─── DATASET EXCERPTS
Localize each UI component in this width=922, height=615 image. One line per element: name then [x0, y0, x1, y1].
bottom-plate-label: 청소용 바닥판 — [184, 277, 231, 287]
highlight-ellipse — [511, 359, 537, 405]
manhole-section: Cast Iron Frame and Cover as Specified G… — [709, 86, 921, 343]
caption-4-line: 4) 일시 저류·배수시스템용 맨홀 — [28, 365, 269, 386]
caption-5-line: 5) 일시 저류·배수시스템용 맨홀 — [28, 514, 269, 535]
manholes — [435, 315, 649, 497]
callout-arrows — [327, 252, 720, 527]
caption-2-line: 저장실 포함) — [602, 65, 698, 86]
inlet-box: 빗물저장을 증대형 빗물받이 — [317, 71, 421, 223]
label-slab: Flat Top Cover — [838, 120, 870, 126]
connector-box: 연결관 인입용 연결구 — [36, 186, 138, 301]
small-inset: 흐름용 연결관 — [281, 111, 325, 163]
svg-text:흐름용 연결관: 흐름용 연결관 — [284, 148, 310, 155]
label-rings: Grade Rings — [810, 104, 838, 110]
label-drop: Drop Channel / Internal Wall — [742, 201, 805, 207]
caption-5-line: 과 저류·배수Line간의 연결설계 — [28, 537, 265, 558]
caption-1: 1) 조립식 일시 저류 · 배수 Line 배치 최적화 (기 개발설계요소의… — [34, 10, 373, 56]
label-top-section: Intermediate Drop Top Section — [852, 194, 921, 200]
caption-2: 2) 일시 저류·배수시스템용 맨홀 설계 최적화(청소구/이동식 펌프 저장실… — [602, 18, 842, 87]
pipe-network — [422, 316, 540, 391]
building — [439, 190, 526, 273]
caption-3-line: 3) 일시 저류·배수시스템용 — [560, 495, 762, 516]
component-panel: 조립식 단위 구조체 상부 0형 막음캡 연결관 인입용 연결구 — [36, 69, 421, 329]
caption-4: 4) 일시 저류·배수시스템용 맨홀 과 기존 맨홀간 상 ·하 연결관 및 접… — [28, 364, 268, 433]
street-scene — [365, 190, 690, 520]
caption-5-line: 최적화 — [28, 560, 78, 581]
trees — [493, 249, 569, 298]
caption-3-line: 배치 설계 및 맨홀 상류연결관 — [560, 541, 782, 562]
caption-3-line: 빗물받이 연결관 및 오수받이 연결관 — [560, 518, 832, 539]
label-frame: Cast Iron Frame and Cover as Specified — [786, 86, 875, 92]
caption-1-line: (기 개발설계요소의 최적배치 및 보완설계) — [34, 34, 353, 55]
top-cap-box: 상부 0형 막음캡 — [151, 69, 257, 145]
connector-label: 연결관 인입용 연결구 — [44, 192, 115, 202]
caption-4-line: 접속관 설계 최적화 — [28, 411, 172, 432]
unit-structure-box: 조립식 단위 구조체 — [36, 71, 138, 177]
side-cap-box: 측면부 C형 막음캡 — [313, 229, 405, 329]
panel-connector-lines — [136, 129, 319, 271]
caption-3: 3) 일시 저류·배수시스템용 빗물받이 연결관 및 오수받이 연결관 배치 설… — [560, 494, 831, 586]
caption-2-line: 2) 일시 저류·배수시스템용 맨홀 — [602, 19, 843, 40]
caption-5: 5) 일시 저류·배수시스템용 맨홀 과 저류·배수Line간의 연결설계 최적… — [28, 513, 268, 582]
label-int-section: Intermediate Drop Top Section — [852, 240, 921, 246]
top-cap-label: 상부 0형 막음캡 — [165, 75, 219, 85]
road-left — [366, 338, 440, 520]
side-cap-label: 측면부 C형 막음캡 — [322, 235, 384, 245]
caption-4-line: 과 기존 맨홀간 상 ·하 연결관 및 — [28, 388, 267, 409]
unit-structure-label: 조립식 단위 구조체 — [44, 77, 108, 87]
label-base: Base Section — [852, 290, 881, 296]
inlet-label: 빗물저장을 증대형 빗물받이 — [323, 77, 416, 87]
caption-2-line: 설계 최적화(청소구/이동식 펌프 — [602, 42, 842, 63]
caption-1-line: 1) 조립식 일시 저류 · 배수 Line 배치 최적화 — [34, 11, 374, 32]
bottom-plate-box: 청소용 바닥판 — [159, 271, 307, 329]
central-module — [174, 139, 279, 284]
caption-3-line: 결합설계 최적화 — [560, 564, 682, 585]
──────
* WRITTEN REQUEST *
Count the lines in the data above that contain the string "plate", treating uppercase and lowercase as different. Reply with the number alone.

* FINISHED ANSWER *
2